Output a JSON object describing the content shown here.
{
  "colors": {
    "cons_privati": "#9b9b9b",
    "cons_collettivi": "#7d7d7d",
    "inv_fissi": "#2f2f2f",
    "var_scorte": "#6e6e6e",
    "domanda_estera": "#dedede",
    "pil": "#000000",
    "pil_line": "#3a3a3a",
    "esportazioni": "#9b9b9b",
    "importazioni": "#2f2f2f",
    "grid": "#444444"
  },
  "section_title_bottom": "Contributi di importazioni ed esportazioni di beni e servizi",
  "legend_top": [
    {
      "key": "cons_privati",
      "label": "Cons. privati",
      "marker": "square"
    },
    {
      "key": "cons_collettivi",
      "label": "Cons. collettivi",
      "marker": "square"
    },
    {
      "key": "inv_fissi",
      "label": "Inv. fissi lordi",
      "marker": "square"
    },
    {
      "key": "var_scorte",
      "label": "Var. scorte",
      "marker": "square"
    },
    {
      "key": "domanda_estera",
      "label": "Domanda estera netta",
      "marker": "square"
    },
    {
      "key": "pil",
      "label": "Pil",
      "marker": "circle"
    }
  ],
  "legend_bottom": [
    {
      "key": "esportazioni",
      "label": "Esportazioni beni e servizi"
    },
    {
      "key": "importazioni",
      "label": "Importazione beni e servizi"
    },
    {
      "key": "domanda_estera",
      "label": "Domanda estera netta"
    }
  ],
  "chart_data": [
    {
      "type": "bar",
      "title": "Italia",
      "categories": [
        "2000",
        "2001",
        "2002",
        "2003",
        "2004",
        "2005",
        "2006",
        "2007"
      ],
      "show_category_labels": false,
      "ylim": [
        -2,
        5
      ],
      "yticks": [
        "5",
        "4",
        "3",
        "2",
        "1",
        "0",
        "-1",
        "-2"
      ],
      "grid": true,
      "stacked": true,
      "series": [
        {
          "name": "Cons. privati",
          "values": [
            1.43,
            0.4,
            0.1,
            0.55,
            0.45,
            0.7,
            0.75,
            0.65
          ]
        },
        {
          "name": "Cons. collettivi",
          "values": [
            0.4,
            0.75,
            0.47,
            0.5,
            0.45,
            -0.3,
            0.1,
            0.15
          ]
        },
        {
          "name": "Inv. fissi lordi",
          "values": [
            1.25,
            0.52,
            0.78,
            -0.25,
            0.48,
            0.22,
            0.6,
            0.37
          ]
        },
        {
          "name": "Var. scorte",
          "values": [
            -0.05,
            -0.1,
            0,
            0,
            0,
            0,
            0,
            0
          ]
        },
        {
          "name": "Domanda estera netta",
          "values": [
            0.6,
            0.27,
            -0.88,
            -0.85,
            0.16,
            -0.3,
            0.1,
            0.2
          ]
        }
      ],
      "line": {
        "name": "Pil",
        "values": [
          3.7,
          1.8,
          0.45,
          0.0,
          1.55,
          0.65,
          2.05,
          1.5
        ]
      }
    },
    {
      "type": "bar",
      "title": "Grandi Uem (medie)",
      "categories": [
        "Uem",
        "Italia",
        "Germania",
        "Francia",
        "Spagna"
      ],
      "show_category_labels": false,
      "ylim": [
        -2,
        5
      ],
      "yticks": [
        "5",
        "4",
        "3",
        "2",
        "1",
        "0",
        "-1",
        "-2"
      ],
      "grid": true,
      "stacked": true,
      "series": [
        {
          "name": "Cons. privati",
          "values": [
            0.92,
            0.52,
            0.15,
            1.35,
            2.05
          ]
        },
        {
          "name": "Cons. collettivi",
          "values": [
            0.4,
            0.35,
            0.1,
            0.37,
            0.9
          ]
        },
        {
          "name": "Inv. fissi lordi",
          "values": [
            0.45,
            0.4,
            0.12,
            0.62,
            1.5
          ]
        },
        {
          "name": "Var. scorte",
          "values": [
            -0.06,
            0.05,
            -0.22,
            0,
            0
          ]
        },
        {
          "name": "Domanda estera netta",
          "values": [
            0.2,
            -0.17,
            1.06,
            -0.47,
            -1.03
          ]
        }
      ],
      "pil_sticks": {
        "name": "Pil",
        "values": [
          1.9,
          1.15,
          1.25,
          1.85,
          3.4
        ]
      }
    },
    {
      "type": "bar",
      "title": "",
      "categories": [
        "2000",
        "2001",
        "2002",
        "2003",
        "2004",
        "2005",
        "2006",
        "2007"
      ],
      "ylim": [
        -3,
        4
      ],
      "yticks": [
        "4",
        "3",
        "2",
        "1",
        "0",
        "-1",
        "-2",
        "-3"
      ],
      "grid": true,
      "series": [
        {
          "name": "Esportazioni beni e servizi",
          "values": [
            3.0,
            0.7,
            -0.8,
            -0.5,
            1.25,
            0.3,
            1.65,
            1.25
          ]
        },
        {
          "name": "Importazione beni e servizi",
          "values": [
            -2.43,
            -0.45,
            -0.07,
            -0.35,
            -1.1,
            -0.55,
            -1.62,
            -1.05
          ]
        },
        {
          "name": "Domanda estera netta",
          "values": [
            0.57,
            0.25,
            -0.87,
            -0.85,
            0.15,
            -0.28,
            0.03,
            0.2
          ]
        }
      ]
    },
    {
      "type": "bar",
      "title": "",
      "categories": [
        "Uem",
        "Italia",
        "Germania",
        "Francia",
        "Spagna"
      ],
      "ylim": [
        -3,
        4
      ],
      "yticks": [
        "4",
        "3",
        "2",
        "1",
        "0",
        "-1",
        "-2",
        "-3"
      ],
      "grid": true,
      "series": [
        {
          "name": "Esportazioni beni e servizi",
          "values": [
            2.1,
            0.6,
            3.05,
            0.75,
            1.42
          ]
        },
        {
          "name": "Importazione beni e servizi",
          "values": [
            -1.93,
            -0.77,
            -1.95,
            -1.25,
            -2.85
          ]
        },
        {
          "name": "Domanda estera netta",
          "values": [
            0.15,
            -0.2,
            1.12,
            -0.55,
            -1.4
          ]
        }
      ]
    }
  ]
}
+-------+
Exercise
Recite the full listing above exactly.

Output for this task
Output a JSON object describing the content shown here.
{
  "colors": {
    "cons_privati": "#9b9b9b",
    "cons_collettivi": "#7d7d7d",
    "inv_fissi": "#2f2f2f",
    "var_scorte": "#6e6e6e",
    "domanda_estera": "#dedede",
    "pil": "#000000",
    "pil_line": "#3a3a3a",
    "esportazioni": "#9b9b9b",
    "importazioni": "#2f2f2f",
    "grid": "#444444"
  },
  "section_title_bottom": "Contributi di importazioni ed esportazioni di beni e servizi",
  "legend_top": [
    {
      "key": "cons_privati",
      "label": "Cons. privati",
      "marker": "square"
    },
    {
      "key": "cons_collettivi",
      "label": "Cons. collettivi",
      "marker": "square"
    },
    {
      "key": "inv_fissi",
      "label": "Inv. fissi lordi",
      "marker": "square"
    },
    {
      "key": "var_scorte",
      "label": "Var. scorte",
      "marker": "square"
    },
    {
      "key": "domanda_estera",
      "label": "Domanda estera netta",
      "marker": "square"
    },
    {
      "key": "pil",
      "label": "Pil",
      "marker": "circle"
    }
  ],
  "legend_bottom": [
    {
      "key": "esportazioni",
      "label": "Esportazioni beni e servizi"
    },
    {
      "key": "importazioni",
      "label": "Importazione beni e servizi"
    },
    {
      "key": "domanda_estera",
      "label": "Domanda estera netta"
    }
  ],
  "chart_data": [
    {
      "type": "bar",
      "title": "Italia",
      "categories": [
        "2000",
        "2001",
        "2002",
        "2003",
        "2004",
        "2005",
        "2006",
        "2007"
      ],
      "show_category_labels": false,
      "ylim": [
        -2,
        5
      ],
      "yticks": [
        "5",
        "4",
        "3",
        "2",
        "1",
        "0",
        "-1",
        "-2"
      ],
      "grid": true,
      "stacked": true,
      "series": [
        {
          "name": "Cons. privati",
          "values": [
            1.43,
            0.4,
            0.1,
            0.55,
            0.45,
            0.7,
            0.75,
            0.65
          ]
        },
        {
          "name": "Cons. collettivi",
          "values": [
            0.4,
            0.75,
            0.47,
            0.5,
            0.45,
            -0.3,
            0.1,
            0.15
          ]
        },
        {
          "name": "Inv. fissi lordi",
          "values": [
            1.25,
            0.52,
            0.78,
            -0.25,
            0.48,
            0.22,
            0.6,
            0.37
          ]
        },
        {
          "name": "Var. scorte",
          "values": [
            -0.05,
            -0.1,
            0,
            0,
            0,
            0,
            0,
            0
          ]
        },
        {
          "name": "Domanda estera netta",
          "values": [
            0.6,
            0.27,
            -0.88,
            -0.85,
            0.16,
            -0.3,
            0.1,
            0.2
          ]
        }
      ],
      "line": {
        "name": "Pil",
        "values": [
          3.7,
          1.8,
          0.45,
          0.0,
          1.55,
          0.65,
          2.05,
          1.5
        ]
      }
    },
    {
      "type": "bar",
      "title": "Grandi Uem (medie)",
      "categories": [
        "Uem",
        "Italia",
        "Germania",
        "Francia",
        "Spagna"
      ],
      "show_category_labels": false,
      "ylim": [
        -2,
        5
      ],
      "yticks": [
        "5",
        "4",
        "3",
        "2",
        "1",
        "0",
        "-1",
        "-2"
      ],
      "grid": true,
      "stacked": true,
      "series": [
        {
          "name": "Cons. privati",
          "values": [
            0.92,
            0.52,
            0.15,
            1.35,
            2.05
          ]
        },
        {
          "name": "Cons. collettivi",
          "values": [
            0.4,
            0.35,
            0.1,
            0.37,
            0.9
          ]
        },
        {
          "name": "Inv. fissi lordi",
          "values": [
            0.45,
            0.4,
            0.12,
            0.62,
            1.5
          ]
        },
        {
          "name": "Var. scorte",
          "values": [
            -0.06,
            0.05,
            -0.22,
            0,
            0
          ]
        },
        {
          "name": "Domanda estera netta",
          "values": [
            0.2,
            -0.17,
            1.06,
            -0.47,
            -1.03
          ]
        }
      ],
      "pil_sticks": {
        "name": "Pil",
        "values": [
          1.9,
          1.15,
          1.25,
          1.85,
          3.4
        ]
      }
    },
    {
      "type": "bar",
      "title": "",
      "categories": [
        "2000",
        "2001",
        "2002",
        "2003",
        "2004",
        "2005",
        "2006",
        "2007"
      ],
      "ylim": [
        -3,
        4
      ],
      "yticks": [
        "4",
        "3",
        "2",
        "1",
        "0",
        "-1",
        "-2",
        "-3"
      ],
      "grid": true,
      "series": [
        {
          "name": "Esportazioni beni e servizi",
          "values": [
            3.0,
            0.7,
            -0.8,
            -0.5,
            1.25,
            0.3,
            1.65,
            1.25
          ]
        },
        {
          "name": "Importazione beni e servizi",
          "values": [
            -2.43,
            -0.45,
            -0.07,
            -0.35,
            -1.1,
            -0.55,
            -1.62,
            -1.05
          ]
        },
        {
          "name": "Domanda estera netta",
          "values": [
            0.57,
            0.25,
            -0.87,
            -0.85,
            0.15,
            -0.28,
            0.03,
            0.2
          ]
        }
      ]
    },
    {
      "type": "bar",
      "title": "",
      "categories": [
        "Uem",
        "Italia",
        "Germania",
        "Francia",
        "Spagna"
      ],
      "ylim": [
        -3,
        4
      ],
      "yticks": [
        "4",
        "3",
        "2",
        "1",
        "0",
        "-1",
        "-2",
        "-3"
      ],
      "grid": true,
      "series": [
        {
          "name": "Esportazioni beni e servizi",
          "values": [
            2.1,
            0.6,
            3.05,
            0.75,
            1.42
          ]
        },
        {
          "name": "Importazione beni e servizi",
          "values": [
            -1.93,
            -0.77,
            -1.95,
            -1.25,
            -2.85
          ]
        },
        {
          "name": "Domanda estera netta",
          "values": [
            0.15,
            -0.2,
            1.12,
            -0.55,
            -1.4
          ]
        }
      ]
    }
  ]
}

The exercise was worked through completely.